[Collected data entries]
· · · · ·
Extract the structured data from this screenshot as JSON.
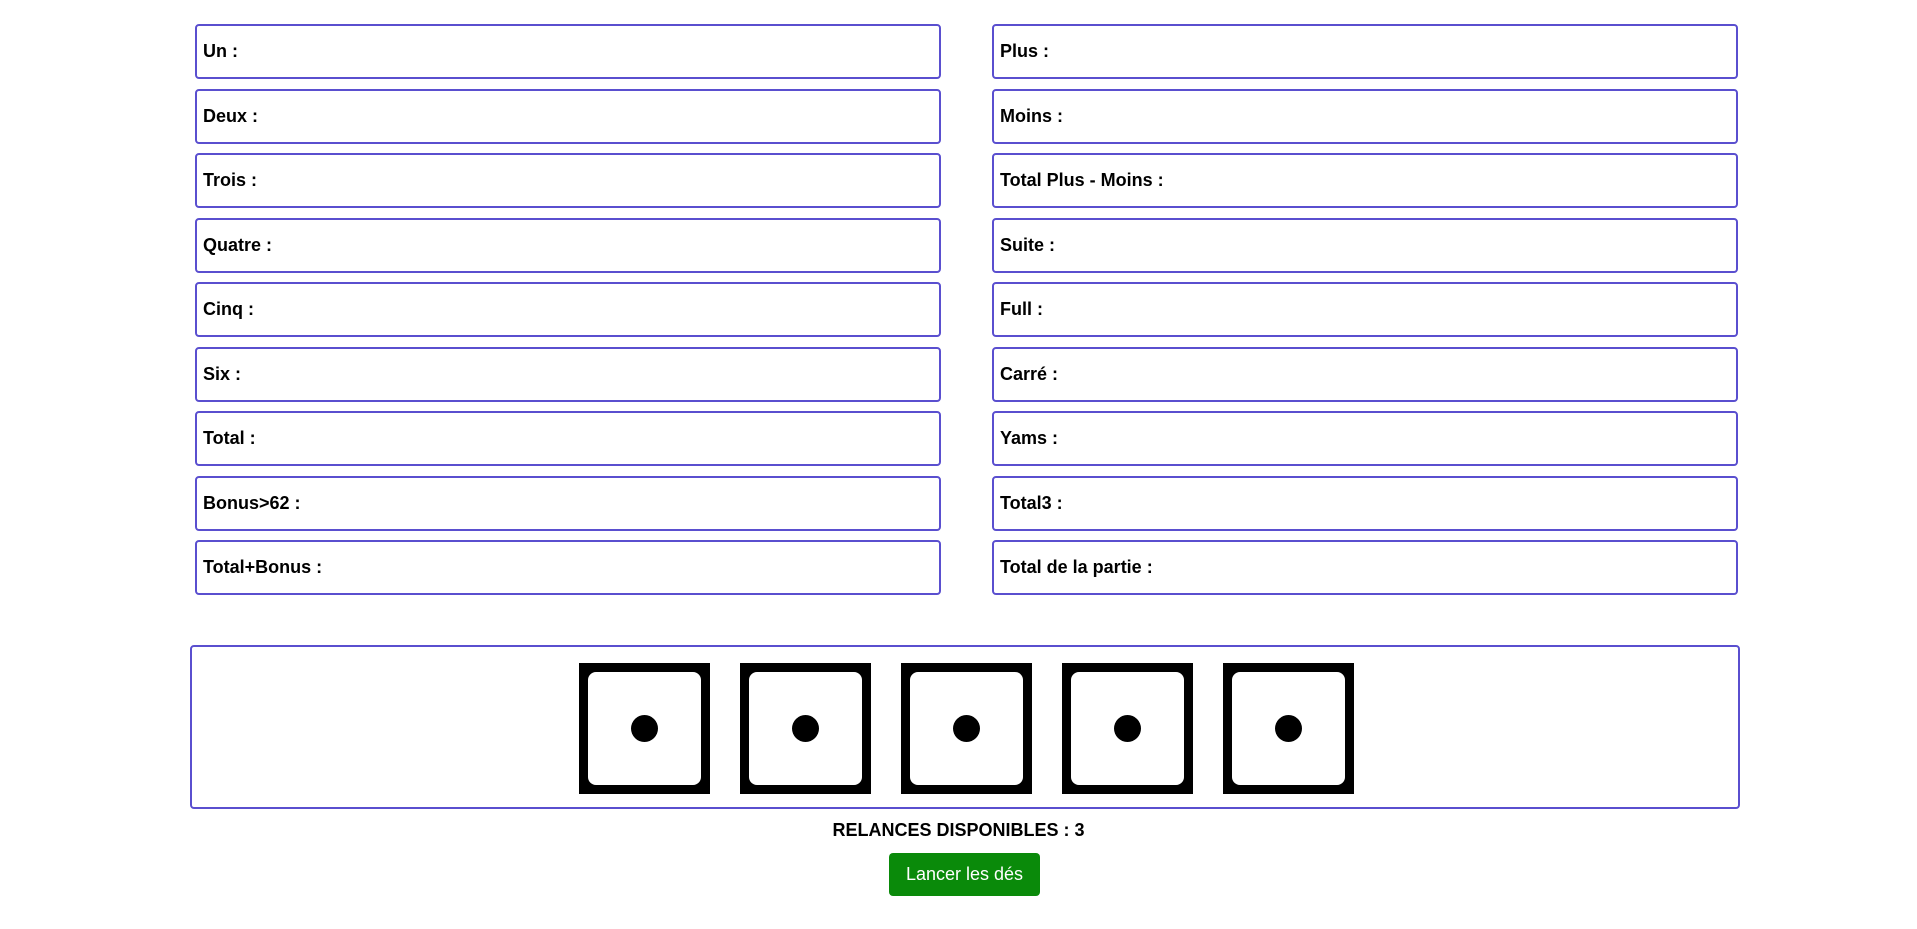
{
  "scorecard": {
    "left": [
      {
        "label": "Un :",
        "value": ""
      },
      {
        "label": "Deux :",
        "value": ""
      },
      {
        "label": "Trois :",
        "value": ""
      },
      {
        "label": "Quatre :",
        "value": ""
      },
      {
        "label": "Cinq :",
        "value": ""
      },
      {
        "label": "Six :",
        "value": ""
      },
      {
        "label": "Total :",
        "value": ""
      },
      {
        "label": "Bonus>62 :",
        "value": ""
      },
      {
        "label": "Total+Bonus :",
        "value": ""
      }
    ],
    "right": [
      {
        "label": "Plus :",
        "value": ""
      },
      {
        "label": "Moins :",
        "value": ""
      },
      {
        "label": "Total Plus - Moins :",
        "value": ""
      },
      {
        "label": "Suite :",
        "value": ""
      },
      {
        "label": "Full :",
        "value": ""
      },
      {
        "label": "Carré :",
        "value": ""
      },
      {
        "label": "Yams :",
        "value": ""
      },
      {
        "label": "Total3 :",
        "value": ""
      },
      {
        "label": "Total de la partie :",
        "value": ""
      }
    ]
  },
  "dice": [
    {
      "face": 1,
      "icon": "die-one-icon"
    },
    {
      "face": 1,
      "icon": "die-one-icon"
    },
    {
      "face": 1,
      "icon": "die-one-icon"
    },
    {
      "face": 1,
      "icon": "die-one-icon"
    },
    {
      "face": 1,
      "icon": "die-one-icon"
    }
  ],
  "controls": {
    "rerolls_text": "RELANCES DISPONIBLES : 3",
    "roll_button_label": "Lancer les dés"
  },
  "colors": {
    "border": "#5a4fcf",
    "roll_button": "#0a8a0a"
  }
}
· · · · ·
Stated problem | Write out the listing above exactly as it stands, pictures excluded.

Written answer |
Extract the structured data from this screenshot as JSON.
{
  "scorecard": {
    "left": [
      {
        "label": "Un :",
        "value": ""
      },
      {
        "label": "Deux :",
        "value": ""
      },
      {
        "label": "Trois :",
        "value": ""
      },
      {
        "label": "Quatre :",
        "value": ""
      },
      {
        "label": "Cinq :",
        "value": ""
      },
      {
        "label": "Six :",
        "value": ""
      },
      {
        "label": "Total :",
        "value": ""
      },
      {
        "label": "Bonus>62 :",
        "value": ""
      },
      {
        "label": "Total+Bonus :",
        "value": ""
      }
    ],
    "right": [
      {
        "label": "Plus :",
        "value": ""
      },
      {
        "label": "Moins :",
        "value": ""
      },
      {
        "label": "Total Plus - Moins :",
        "value": ""
      },
      {
        "label": "Suite :",
        "value": ""
      },
      {
        "label": "Full :",
        "value": ""
      },
      {
        "label": "Carré :",
        "value": ""
      },
      {
        "label": "Yams :",
        "value": ""
      },
      {
        "label": "Total3 :",
        "value": ""
      },
      {
        "label": "Total de la partie :",
        "value": ""
      }
    ]
  },
  "dice": [
    {
      "face": 1,
      "icon": "die-one-icon"
    },
    {
      "face": 1,
      "icon": "die-one-icon"
    },
    {
      "face": 1,
      "icon": "die-one-icon"
    },
    {
      "face": 1,
      "icon": "die-one-icon"
    },
    {
      "face": 1,
      "icon": "die-one-icon"
    }
  ],
  "controls": {
    "rerolls_text": "RELANCES DISPONIBLES : 3",
    "roll_button_label": "Lancer les dés"
  },
  "colors": {
    "border": "#5a4fcf",
    "roll_button": "#0a8a0a"
  }
}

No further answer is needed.